Directions for this task
What follows is a set of records; restate each one word for word and drop the pictures.

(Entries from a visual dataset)
* * * * * * * * *
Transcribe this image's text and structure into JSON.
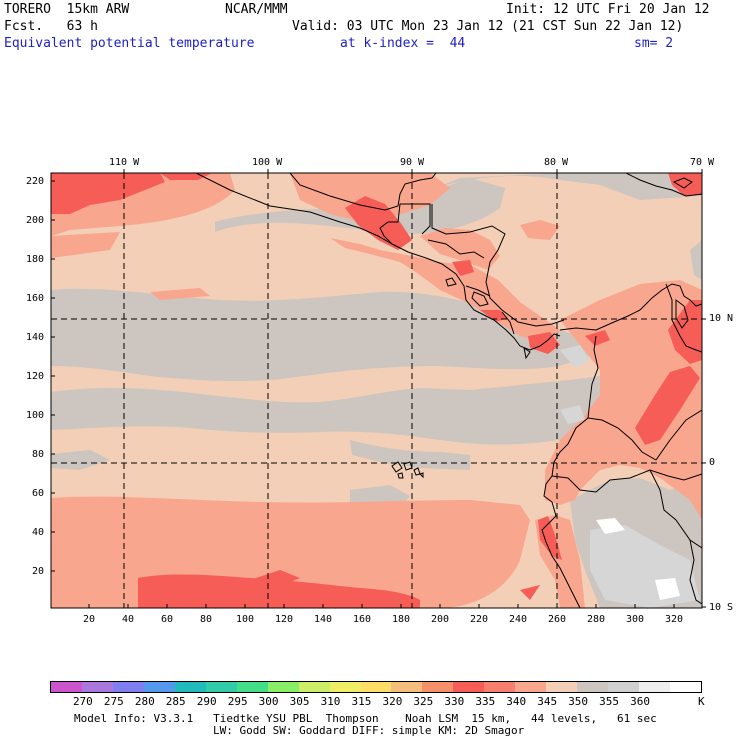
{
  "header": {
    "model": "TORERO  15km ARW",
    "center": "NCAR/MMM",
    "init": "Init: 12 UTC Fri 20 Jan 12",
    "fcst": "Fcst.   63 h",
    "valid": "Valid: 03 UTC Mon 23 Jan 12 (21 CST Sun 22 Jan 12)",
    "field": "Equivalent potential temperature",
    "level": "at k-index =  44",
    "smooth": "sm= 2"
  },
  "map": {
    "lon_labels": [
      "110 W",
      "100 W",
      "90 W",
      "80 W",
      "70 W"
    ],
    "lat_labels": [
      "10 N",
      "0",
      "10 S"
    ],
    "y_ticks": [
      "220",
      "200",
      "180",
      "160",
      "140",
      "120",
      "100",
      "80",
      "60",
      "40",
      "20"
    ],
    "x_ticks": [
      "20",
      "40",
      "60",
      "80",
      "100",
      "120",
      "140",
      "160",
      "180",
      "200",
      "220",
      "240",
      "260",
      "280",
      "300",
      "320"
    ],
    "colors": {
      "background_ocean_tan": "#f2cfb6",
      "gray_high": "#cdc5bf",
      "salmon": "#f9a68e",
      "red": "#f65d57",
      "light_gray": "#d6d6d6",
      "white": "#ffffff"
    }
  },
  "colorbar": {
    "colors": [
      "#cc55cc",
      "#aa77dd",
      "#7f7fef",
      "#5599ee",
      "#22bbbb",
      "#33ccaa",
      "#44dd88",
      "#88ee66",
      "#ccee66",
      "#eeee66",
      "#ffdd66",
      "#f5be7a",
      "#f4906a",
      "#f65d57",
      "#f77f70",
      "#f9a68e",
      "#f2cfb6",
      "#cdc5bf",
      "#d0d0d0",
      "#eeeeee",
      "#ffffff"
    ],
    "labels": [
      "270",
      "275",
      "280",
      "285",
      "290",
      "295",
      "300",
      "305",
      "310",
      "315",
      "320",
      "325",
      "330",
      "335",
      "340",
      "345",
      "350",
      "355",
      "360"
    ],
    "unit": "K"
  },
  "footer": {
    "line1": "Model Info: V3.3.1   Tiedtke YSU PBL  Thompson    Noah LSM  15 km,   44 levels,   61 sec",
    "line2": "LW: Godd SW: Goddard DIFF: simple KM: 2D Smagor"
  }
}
* * * * * * * * *
Answer below
Transcribe this image's text and structure into JSON.
{
  "header": {
    "model": "TORERO  15km ARW",
    "center": "NCAR/MMM",
    "init": "Init: 12 UTC Fri 20 Jan 12",
    "fcst": "Fcst.   63 h",
    "valid": "Valid: 03 UTC Mon 23 Jan 12 (21 CST Sun 22 Jan 12)",
    "field": "Equivalent potential temperature",
    "level": "at k-index =  44",
    "smooth": "sm= 2"
  },
  "map": {
    "lon_labels": [
      "110 W",
      "100 W",
      "90 W",
      "80 W",
      "70 W"
    ],
    "lat_labels": [
      "10 N",
      "0",
      "10 S"
    ],
    "y_ticks": [
      "220",
      "200",
      "180",
      "160",
      "140",
      "120",
      "100",
      "80",
      "60",
      "40",
      "20"
    ],
    "x_ticks": [
      "20",
      "40",
      "60",
      "80",
      "100",
      "120",
      "140",
      "160",
      "180",
      "200",
      "220",
      "240",
      "260",
      "280",
      "300",
      "320"
    ],
    "colors": {
      "background_ocean_tan": "#f2cfb6",
      "gray_high": "#cdc5bf",
      "salmon": "#f9a68e",
      "red": "#f65d57",
      "light_gray": "#d6d6d6",
      "white": "#ffffff"
    }
  },
  "colorbar": {
    "colors": [
      "#cc55cc",
      "#aa77dd",
      "#7f7fef",
      "#5599ee",
      "#22bbbb",
      "#33ccaa",
      "#44dd88",
      "#88ee66",
      "#ccee66",
      "#eeee66",
      "#ffdd66",
      "#f5be7a",
      "#f4906a",
      "#f65d57",
      "#f77f70",
      "#f9a68e",
      "#f2cfb6",
      "#cdc5bf",
      "#d0d0d0",
      "#eeeeee",
      "#ffffff"
    ],
    "labels": [
      "270",
      "275",
      "280",
      "285",
      "290",
      "295",
      "300",
      "305",
      "310",
      "315",
      "320",
      "325",
      "330",
      "335",
      "340",
      "345",
      "350",
      "355",
      "360"
    ],
    "unit": "K"
  },
  "footer": {
    "line1": "Model Info: V3.3.1   Tiedtke YSU PBL  Thompson    Noah LSM  15 km,   44 levels,   61 sec",
    "line2": "LW: Godd SW: Goddard DIFF: simple KM: 2D Smagor"
  }
}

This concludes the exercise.